**AVAILABLE DATA**
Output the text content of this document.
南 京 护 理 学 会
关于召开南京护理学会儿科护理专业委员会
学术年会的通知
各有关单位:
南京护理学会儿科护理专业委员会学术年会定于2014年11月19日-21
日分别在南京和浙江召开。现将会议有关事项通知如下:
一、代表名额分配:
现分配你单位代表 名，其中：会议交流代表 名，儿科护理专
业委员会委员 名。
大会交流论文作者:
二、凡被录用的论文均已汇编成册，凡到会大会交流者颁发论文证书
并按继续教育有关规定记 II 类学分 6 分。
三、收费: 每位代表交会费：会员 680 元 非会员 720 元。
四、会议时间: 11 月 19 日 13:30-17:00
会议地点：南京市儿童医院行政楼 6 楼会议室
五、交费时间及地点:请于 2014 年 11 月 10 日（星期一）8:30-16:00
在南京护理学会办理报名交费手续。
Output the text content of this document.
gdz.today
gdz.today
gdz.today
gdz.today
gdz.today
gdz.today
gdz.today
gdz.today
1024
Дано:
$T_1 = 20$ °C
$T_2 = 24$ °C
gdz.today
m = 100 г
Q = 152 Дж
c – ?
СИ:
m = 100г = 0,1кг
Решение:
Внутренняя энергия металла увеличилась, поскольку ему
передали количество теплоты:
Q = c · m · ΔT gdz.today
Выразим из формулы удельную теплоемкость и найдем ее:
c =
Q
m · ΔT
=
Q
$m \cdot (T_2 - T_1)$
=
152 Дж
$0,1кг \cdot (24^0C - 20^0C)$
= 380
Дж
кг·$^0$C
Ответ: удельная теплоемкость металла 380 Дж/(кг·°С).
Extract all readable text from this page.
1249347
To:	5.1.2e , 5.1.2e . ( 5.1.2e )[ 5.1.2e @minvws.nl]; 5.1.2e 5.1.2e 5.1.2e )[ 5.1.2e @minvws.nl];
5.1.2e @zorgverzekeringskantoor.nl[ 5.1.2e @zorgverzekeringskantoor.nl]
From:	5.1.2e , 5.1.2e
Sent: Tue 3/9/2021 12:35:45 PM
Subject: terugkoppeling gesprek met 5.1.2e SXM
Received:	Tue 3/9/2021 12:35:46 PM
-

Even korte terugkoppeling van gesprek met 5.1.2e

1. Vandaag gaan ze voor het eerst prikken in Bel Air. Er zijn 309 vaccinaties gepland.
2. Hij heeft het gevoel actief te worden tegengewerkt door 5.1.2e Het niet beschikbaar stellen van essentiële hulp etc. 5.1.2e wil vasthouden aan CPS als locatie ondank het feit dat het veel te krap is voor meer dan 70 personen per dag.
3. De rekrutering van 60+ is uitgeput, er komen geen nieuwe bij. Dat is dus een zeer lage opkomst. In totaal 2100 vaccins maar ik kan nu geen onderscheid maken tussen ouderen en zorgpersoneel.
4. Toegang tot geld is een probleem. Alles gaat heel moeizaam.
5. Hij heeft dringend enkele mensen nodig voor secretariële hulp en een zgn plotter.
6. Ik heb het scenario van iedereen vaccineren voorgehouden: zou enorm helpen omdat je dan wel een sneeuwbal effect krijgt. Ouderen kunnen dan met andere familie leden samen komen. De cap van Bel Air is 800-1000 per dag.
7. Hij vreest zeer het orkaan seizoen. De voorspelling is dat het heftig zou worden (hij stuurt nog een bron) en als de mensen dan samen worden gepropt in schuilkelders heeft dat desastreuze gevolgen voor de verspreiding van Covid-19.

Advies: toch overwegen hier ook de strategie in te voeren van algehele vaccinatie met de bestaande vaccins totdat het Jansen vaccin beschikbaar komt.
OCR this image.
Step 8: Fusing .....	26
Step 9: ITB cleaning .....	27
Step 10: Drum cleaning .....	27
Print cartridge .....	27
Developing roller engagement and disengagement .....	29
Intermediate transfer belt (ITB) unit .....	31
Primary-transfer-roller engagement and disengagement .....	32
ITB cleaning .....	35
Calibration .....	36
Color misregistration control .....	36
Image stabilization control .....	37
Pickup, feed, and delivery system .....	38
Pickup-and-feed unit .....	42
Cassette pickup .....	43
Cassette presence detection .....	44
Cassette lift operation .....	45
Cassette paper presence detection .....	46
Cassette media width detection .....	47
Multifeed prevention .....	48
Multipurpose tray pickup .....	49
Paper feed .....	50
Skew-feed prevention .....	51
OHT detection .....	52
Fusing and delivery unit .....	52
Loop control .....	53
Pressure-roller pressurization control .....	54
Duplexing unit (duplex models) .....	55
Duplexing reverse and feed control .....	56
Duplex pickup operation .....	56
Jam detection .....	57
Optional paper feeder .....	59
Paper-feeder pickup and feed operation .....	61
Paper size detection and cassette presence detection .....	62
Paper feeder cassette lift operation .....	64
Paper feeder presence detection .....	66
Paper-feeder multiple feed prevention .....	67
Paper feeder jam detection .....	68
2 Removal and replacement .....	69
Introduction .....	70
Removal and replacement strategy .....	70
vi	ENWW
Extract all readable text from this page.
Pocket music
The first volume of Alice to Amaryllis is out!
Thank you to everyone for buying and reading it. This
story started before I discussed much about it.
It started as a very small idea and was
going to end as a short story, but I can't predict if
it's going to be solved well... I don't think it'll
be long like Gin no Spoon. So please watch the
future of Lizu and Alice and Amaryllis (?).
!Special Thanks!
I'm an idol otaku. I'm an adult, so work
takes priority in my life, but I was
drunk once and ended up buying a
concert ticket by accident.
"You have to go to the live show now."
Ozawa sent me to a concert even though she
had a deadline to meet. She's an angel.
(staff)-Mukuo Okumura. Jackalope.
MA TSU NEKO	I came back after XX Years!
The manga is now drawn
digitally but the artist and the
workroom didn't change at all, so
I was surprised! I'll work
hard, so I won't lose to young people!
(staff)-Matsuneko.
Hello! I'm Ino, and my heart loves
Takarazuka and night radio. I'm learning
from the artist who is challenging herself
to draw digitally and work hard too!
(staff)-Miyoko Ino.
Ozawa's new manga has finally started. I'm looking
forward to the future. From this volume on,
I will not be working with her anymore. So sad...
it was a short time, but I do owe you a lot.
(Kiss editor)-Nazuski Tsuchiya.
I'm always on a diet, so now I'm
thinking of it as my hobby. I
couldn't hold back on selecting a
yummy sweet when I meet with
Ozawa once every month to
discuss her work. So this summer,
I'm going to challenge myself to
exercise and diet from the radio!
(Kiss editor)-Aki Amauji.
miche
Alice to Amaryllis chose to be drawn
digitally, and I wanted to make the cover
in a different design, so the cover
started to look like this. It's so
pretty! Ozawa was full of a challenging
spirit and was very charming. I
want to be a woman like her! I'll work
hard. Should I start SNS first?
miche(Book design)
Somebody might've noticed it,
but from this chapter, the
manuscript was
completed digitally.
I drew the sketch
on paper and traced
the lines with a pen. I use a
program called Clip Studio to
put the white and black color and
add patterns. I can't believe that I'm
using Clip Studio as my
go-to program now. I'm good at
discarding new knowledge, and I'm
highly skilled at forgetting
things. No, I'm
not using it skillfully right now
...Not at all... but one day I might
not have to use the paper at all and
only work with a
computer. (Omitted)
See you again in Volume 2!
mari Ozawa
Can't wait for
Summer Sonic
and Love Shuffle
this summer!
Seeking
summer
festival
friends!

**STATED TASK**
Write out every line of the preceding listing that contains "cleaning".

**RESPONSE TO THIS TASK**
Step 9: ITB cleaning .....	27
Step 10: Drum cleaning .....	27
ITB cleaning .....	35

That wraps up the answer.